GIVEN PASSAGE:
Start

Data and logistics companies are indeed very valuable. Although they cost a lot to start up and to serve the first customer, once they’re up and running and additional customers come, the incremental cost is nearly nothing. Revenue from customer number two and beyond goes right to the bottom line so profit can scale astronomically. Big data companies like Google and Microsoft are worth so much because profits build exponentially as they grow.
If you’re an investor in Rent The Runway, there’s only one problem: data and logistics companies don’t own dresses. One of the reasons data and logistics companies are so profitable is that there’s no physical product, they grow without having to buy anything. Companies that rent stuff are called leasing companies and their profitability is determined by the revenue they get and the value to their customers of what they rent. If Avis chooses the wrong cars to rent, they’re toast. Likewise, if Rent The Runway chooses the wrong garments, their future is bleak. More important, choosing dresses to rent is a lot harder than selecting popular car models and, unlike a data and logistics company, the bigger the company gets, the more garments they have to choose and the greater the risk of failure.
Don’t get me wrong, Rent The Runway is a great idea, it’s the market leader and there’s a clear need for the service. The problem is that by positioning itself as a data and logistics company, money has been raised at sky-high values, and when the market gets more real about valuation, people will suffer. Leasing companies can’t justify the kinds of values Rent The Runway can get.
Let’s Get Specific
Based on information from PrivCo, which tracks private company financial information in a proprietary database, Rent The Runway had revenue of $260 million in 2018, up from $250 million in 2017. PrivCo doesn’t say anything about profitability—I assume it’s not profitable because the rumors about that are consistent—but if we’re generous and assume it made 10% of revenue to the bottom line, or a profit of $25 million, the current valuation is 40 times EBITDA. If this was a dress business, that would be an unheard-of valuation, there’s no other like it in the market. Tailored Brands (which owns Men's Wearhouse and Jos. A. Bank) is the largest renter of men's tuxedos. It makes more money than Stitch Fix, Farfetch and Rent The Runway combined and is valued at nine times EBITDA. Investors would laugh if you said that company, or even part of it, should be valued as a data and logistics company.

End

GOAL 1: In the entries, take the lines from the one with "most 100 elements." to the one with "candle-body xyxy=(121,264,127,285)" and write them out again, substituting "candle-bar" for "candle-body" and leaving everything else the same. Give only those lines, and leave out the pictures.

DATASET RECORDS:
Start

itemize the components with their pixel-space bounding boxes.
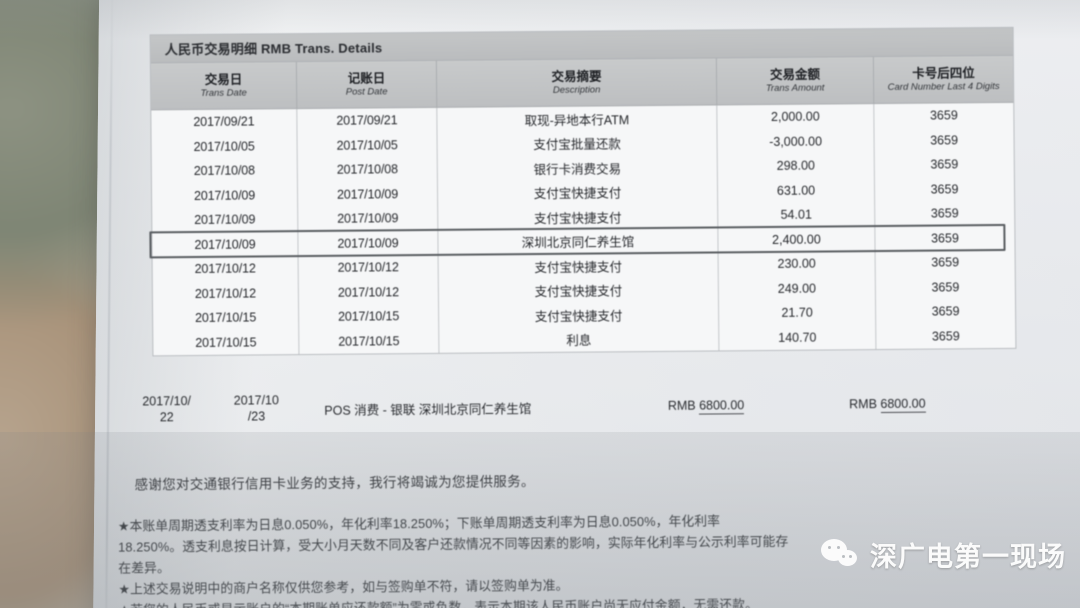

End
Start

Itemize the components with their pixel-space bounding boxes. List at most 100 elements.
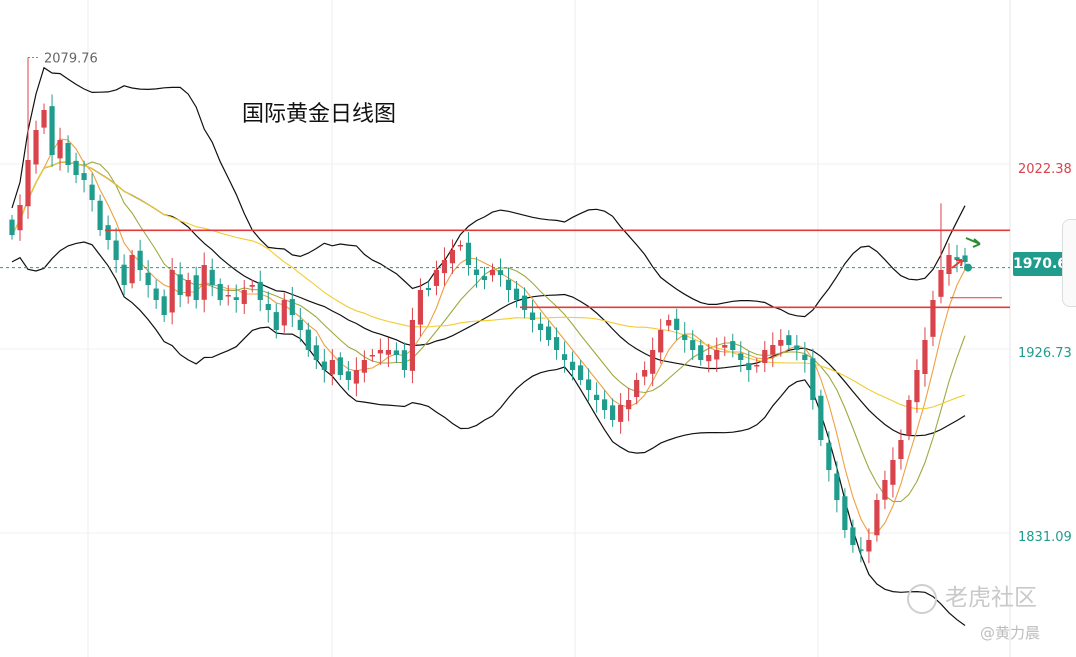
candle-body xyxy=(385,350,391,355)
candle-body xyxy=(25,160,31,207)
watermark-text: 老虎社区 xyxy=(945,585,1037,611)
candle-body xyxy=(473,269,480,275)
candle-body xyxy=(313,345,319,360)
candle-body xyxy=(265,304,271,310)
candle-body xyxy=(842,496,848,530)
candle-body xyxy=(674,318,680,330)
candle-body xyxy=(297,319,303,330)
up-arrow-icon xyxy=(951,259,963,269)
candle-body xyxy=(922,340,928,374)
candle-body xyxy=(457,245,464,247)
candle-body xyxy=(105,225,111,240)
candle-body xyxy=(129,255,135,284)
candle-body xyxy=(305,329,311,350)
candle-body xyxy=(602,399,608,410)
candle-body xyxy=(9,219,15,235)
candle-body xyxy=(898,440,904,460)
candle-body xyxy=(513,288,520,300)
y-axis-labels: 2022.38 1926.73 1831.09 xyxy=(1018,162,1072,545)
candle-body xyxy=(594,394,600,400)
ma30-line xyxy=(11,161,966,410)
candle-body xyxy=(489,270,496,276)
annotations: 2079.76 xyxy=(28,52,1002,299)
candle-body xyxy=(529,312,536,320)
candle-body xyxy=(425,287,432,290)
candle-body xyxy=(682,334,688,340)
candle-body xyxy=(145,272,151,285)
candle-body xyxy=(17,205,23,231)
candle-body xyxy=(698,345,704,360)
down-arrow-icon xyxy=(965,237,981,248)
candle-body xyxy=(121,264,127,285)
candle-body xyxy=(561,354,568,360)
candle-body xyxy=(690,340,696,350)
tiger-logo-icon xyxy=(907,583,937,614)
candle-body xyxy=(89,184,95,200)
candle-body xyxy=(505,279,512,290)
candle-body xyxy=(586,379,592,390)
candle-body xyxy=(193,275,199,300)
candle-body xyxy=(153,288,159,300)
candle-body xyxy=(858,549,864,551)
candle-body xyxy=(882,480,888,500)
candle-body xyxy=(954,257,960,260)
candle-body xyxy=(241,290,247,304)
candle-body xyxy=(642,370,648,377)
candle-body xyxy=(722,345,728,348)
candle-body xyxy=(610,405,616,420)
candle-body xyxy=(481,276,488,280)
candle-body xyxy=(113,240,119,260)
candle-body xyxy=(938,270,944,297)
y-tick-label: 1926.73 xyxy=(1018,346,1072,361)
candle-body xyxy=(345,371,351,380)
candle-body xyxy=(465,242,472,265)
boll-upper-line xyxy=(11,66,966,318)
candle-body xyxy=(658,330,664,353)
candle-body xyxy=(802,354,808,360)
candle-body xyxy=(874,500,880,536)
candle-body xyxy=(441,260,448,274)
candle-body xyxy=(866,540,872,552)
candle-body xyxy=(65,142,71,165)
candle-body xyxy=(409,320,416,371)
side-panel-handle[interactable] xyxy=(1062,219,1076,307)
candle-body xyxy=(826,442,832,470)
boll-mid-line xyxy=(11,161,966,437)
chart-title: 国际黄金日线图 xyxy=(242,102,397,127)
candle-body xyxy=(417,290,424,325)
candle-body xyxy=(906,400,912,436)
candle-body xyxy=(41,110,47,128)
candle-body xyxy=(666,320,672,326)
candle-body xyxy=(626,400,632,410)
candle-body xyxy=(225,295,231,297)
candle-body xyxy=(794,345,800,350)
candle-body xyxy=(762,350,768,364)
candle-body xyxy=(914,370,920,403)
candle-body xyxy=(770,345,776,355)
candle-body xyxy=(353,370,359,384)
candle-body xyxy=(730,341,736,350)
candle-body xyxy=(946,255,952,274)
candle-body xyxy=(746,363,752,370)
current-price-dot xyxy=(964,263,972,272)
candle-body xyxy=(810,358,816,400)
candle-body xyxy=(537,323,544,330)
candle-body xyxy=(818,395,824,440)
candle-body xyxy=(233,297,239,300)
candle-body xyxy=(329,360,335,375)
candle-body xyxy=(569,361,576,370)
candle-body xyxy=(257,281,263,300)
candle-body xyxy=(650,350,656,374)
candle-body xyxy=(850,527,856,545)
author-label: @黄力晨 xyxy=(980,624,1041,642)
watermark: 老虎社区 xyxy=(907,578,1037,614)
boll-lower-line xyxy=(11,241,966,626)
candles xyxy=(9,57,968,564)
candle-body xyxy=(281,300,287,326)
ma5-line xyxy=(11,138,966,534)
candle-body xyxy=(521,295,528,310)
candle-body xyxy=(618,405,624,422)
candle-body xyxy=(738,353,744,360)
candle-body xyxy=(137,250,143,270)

End

GOAL 2: In the piece on Rent The Runway's valuation, condense the paragraph that begins "If you’re an investor in Rent The Runway" into a short bulleted list of its main points.

SOLUTION 1:
Itemize the components with their pixel-space bounding boxes. List at most 100 elements.
candle-bar xyxy=(385,350,391,355)
candle-bar xyxy=(25,160,31,207)
watermark-text: 老虎社区 xyxy=(945,585,1037,611)
candle-bar xyxy=(473,269,480,275)
candle-bar xyxy=(313,345,319,360)
candle-bar xyxy=(265,304,271,310)
candle-bar xyxy=(842,496,848,530)
candle-bar xyxy=(674,318,680,330)
candle-bar xyxy=(297,319,303,330)
up-arrow-icon xyxy=(951,259,963,269)
candle-bar xyxy=(922,340,928,374)
candle-bar xyxy=(457,245,464,247)
candle-bar xyxy=(105,225,111,240)
candle-bar xyxy=(129,255,135,284)
candle-bar xyxy=(305,329,311,350)
candle-bar xyxy=(602,399,608,410)
candle-bar xyxy=(9,219,15,235)
candle-bar xyxy=(898,440,904,460)
candle-bar xyxy=(513,288,520,300)
y-axis-labels: 2022.38 1926.73 1831.09 xyxy=(1018,162,1072,545)
candle-bar xyxy=(594,394,600,400)
ma30-line xyxy=(11,161,966,410)
candle-bar xyxy=(489,270,496,276)
annotations: 2079.76 xyxy=(28,52,1002,299)
candle-bar xyxy=(529,312,536,320)
candle-bar xyxy=(425,287,432,290)
candle-bar xyxy=(682,334,688,340)
candle-bar xyxy=(145,272,151,285)
candle-bar xyxy=(17,205,23,231)
candle-bar xyxy=(698,345,704,360)
down-arrow-icon xyxy=(965,237,981,248)
candle-bar xyxy=(121,264,127,285)

SOLUTION 2:
- Data and logistics companies don't own dresses. Part of why they are so profitable is that they have no physical product and can grow without buying anything.
- Companies that rent goods are leasing companies. Their profitability depends on the revenue they get and on the value to customers of what they rent.
- Choosing the wrong items is ruinous: wrong cars would sink Avis, and wrong garments would leave Rent The Runway's future bleak.
- Choosing dresses to rent is much harder than selecting popular car models.
- Unlike a data and logistics company, the bigger Rent The Runway gets, the more garments it must choose and the greater its risk of failure.